-- Materials provided start --

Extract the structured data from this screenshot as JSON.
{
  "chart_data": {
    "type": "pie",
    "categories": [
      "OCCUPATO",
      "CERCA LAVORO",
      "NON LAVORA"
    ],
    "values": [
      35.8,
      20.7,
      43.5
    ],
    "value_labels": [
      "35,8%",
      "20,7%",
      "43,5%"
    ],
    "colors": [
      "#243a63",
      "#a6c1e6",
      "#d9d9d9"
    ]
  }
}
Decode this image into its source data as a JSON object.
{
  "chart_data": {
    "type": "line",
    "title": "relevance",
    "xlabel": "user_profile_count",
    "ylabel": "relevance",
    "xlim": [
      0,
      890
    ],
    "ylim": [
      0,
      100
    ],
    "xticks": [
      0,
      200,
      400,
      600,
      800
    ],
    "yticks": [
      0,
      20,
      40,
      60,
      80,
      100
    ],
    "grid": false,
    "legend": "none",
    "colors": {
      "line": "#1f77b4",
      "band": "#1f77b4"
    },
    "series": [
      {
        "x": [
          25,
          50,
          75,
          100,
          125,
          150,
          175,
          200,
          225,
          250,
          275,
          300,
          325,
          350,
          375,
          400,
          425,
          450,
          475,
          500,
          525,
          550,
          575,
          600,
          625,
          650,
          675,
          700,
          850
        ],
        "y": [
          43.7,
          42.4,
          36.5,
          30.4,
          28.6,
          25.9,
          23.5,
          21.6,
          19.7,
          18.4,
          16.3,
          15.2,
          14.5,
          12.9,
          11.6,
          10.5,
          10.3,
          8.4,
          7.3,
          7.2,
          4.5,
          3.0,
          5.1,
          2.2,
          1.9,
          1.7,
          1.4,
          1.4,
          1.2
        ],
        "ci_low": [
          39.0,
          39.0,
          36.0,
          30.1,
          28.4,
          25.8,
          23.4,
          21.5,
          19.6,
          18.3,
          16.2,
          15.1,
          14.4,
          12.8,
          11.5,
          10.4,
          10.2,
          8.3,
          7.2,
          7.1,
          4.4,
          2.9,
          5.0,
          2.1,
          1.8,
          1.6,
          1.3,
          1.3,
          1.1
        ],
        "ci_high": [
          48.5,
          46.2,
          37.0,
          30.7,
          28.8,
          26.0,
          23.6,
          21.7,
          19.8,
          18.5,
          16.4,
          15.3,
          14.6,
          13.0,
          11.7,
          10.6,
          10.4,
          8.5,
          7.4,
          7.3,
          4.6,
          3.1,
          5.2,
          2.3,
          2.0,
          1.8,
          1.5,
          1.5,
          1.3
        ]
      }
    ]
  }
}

-- Materials provided end --

Task goal: Identify each line holding the string "this", and copy it out.

Answer to the exercise:
Extract the structured data from this screenshot as JSON.
Decode this image into its source data as a JSON object.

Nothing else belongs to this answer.